Data shown:

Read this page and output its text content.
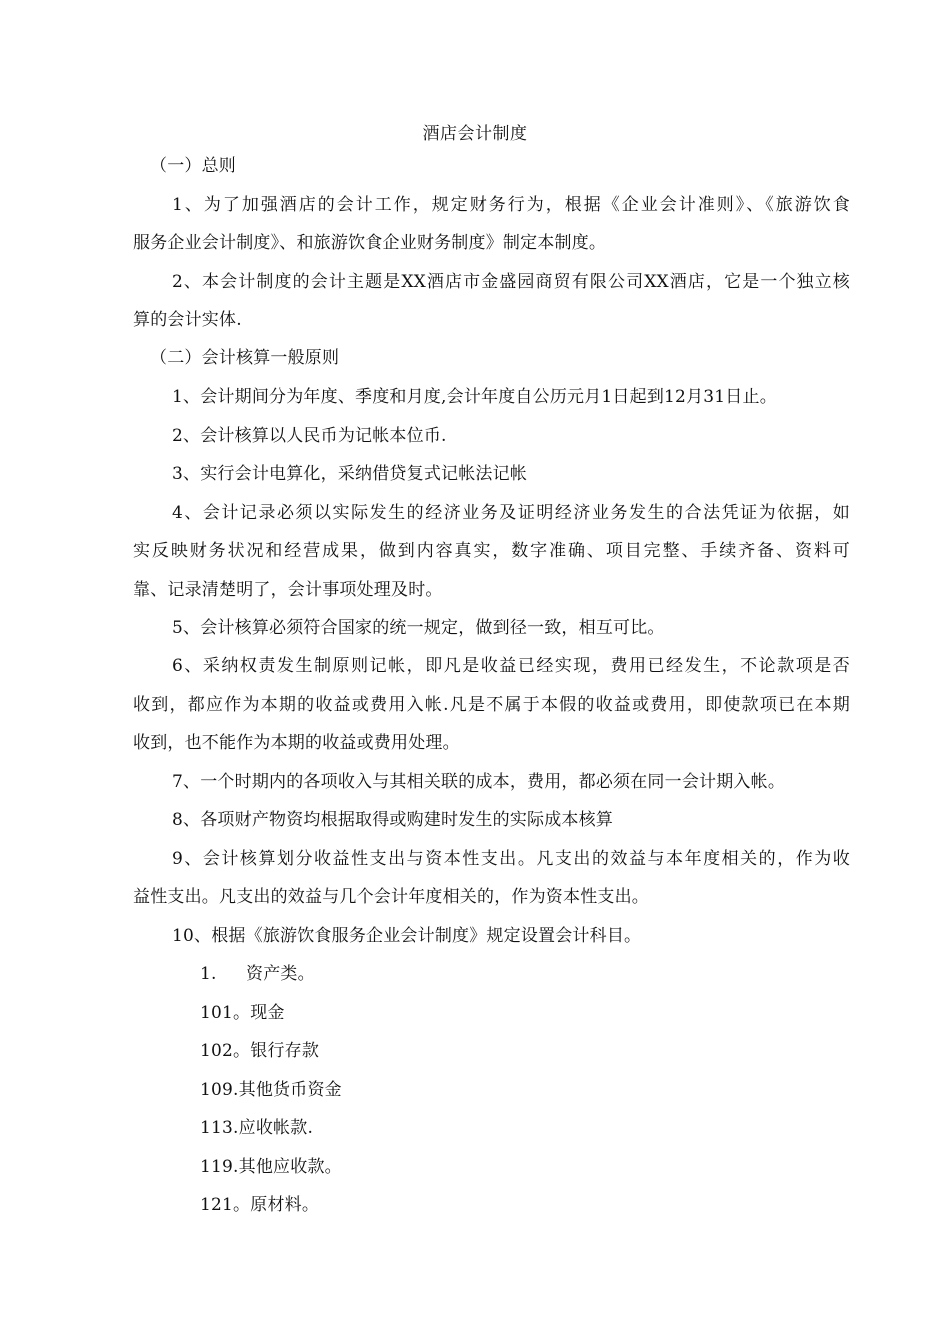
酒店会计制度
（一）总则
1、为了加强酒店的会计工作，规定财务行为，根据《企业会计准则》、《旅游饮食
服务企业会计制度》、和旅游饮食企业财务制度》制定本制度。
2、本会计制度的会计主题是XX酒店市金盛园商贸有限公司XX酒店，它是一个独立核
算的会计实体.
（二）会计核算一般原则
1、会计期间分为年度、季度和月度,会计年度自公历元月1日起到12月31日止。
2、会计核算以人民币为记帐本位币.
3、实行会计电算化，采纳借贷复式记帐法记帐
4、会计记录必须以实际发生的经济业务及证明经济业务发生的合法凭证为依据，如
实反映财务状况和经营成果，做到内容真实，数字准确、项目完整、手续齐备、资料可
靠、记录清楚明了，会计事项处理及时。
5、会计核算必须符合国家的统一规定，做到径一致，相互可比。
6、采纳权责发生制原则记帐，即凡是收益已经实现，费用已经发生，不论款项是否
收到，都应作为本期的收益或费用入帐.凡是不属于本假的收益或费用，即使款项已在本期
收到，也不能作为本期的收益或费用处理。
7、一个时期内的各项收入与其相关联的成本，费用，都必须在同一会计期入帐。
8、各项财产物资均根据取得或购建时发生的实际成本核算
9、会计核算划分收益性支出与资本性支出。凡支出的效益与本年度相关的，作为收
益性支出。凡支出的效益与几个会计年度相关的，作为资本性支出。
10、根据《旅游饮食服务企业会计制度》规定设置会计科目。
1. 资产类。
101。现金
102。银行存款
109.其他货币资金
113.应收帐款.
119.其他应收款。
121。原材料。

Task prompt: Omit every picture, then reproduce the rest of the listing exactly.

Answer to this task:
Read this page and output its text content.
酒店会计制度
（一）总则
1、为了加强酒店的会计工作，规定财务行为，根据《企业会计准则》、《旅游饮食
服务企业会计制度》、和旅游饮食企业财务制度》制定本制度。
2、本会计制度的会计主题是XX酒店市金盛园商贸有限公司XX酒店，它是一个独立核
算的会计实体.
（二）会计核算一般原则
1、会计期间分为年度、季度和月度,会计年度自公历元月1日起到12月31日止。
2、会计核算以人民币为记帐本位币.
3、实行会计电算化，采纳借贷复式记帐法记帐
4、会计记录必须以实际发生的经济业务及证明经济业务发生的合法凭证为依据，如
实反映财务状况和经营成果，做到内容真实，数字准确、项目完整、手续齐备、资料可
靠、记录清楚明了，会计事项处理及时。
5、会计核算必须符合国家的统一规定，做到径一致，相互可比。
6、采纳权责发生制原则记帐，即凡是收益已经实现，费用已经发生，不论款项是否
收到，都应作为本期的收益或费用入帐.凡是不属于本假的收益或费用，即使款项已在本期
收到，也不能作为本期的收益或费用处理。
7、一个时期内的各项收入与其相关联的成本，费用，都必须在同一会计期入帐。
8、各项财产物资均根据取得或购建时发生的实际成本核算
9、会计核算划分收益性支出与资本性支出。凡支出的效益与本年度相关的，作为收
益性支出。凡支出的效益与几个会计年度相关的，作为资本性支出。
10、根据《旅游饮食服务企业会计制度》规定设置会计科目。
1. 资产类。
101。现金
102。银行存款
109.其他货币资金
113.应收帐款.
119.其他应收款。
121。原材料。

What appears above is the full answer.